__AIM OF THE TASK__.
Copy out all lines that carry the word "sosyal".
-- start DATA FOR THIS TASK --
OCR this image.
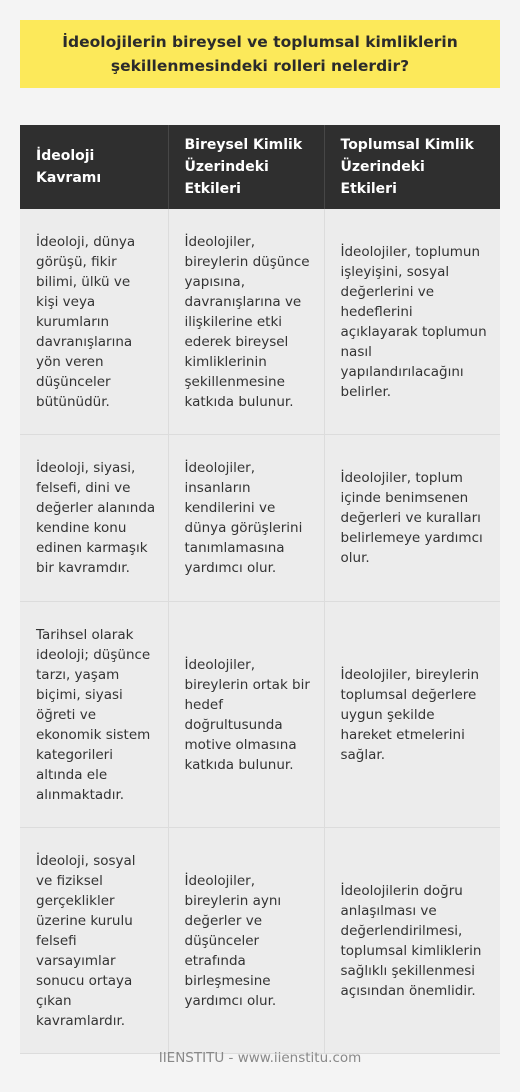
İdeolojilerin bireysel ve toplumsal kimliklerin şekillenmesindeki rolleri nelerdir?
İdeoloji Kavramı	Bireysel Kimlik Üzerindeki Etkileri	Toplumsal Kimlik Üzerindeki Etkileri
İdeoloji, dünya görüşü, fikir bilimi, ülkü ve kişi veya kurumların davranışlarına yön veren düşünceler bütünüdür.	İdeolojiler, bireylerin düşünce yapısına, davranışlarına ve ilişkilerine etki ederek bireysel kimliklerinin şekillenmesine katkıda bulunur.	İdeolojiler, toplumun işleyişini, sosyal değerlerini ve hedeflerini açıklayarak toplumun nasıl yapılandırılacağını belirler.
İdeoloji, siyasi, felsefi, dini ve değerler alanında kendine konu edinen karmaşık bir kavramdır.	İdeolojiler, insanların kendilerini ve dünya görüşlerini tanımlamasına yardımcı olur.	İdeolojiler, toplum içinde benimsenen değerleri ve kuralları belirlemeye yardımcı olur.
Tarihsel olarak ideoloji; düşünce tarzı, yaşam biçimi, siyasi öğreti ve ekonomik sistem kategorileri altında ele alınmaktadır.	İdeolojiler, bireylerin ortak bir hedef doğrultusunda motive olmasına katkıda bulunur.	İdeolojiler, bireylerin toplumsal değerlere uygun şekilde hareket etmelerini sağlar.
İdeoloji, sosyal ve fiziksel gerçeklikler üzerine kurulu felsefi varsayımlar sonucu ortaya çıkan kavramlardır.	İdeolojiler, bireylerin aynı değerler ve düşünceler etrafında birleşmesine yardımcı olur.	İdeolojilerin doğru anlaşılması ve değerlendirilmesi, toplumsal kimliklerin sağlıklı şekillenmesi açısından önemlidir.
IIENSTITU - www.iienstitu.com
-- end DATA FOR THIS TASK --
-- start DATA FOR THIS TASK --
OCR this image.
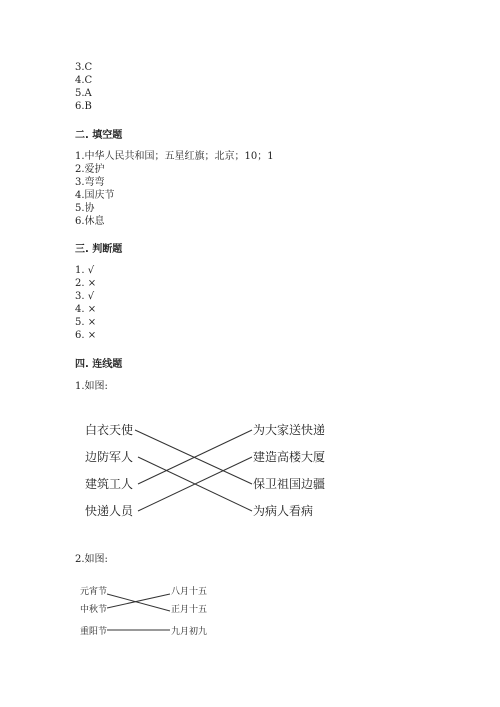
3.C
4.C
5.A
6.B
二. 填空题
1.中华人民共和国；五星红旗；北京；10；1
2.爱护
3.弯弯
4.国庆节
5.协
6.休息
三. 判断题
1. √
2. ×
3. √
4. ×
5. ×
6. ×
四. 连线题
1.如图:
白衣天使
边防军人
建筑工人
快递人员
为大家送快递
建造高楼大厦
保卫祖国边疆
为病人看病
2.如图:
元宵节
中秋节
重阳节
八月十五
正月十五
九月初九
-- end DATA FOR THIS TASK --
__TASK RESULT__.
İdeoloji, dünya görüşü, fikir bilimi, ülkü ve kişi veya kurumların davranışlarına yön veren düşünceler bütünüdür.	İdeolojiler, bireylerin düşünce yapısına, davranışlarına ve ilişkilerine etki ederek bireysel kimliklerinin şekillenmesine katkıda bulunur.	İdeolojiler, toplumun işleyişini, sosyal değerlerini ve hedeflerini açıklayarak toplumun nasıl yapılandırılacağını belirler.
İdeoloji, sosyal ve fiziksel gerçeklikler üzerine kurulu felsefi varsayımlar sonucu ortaya çıkan kavramlardır.	İdeolojiler, bireylerin aynı değerler ve düşünceler etrafında birleşmesine yardımcı olur.	İdeolojilerin doğru anlaşılması ve değerlendirilmesi, toplumsal kimliklerin sağlıklı şekillenmesi açısından önemlidir.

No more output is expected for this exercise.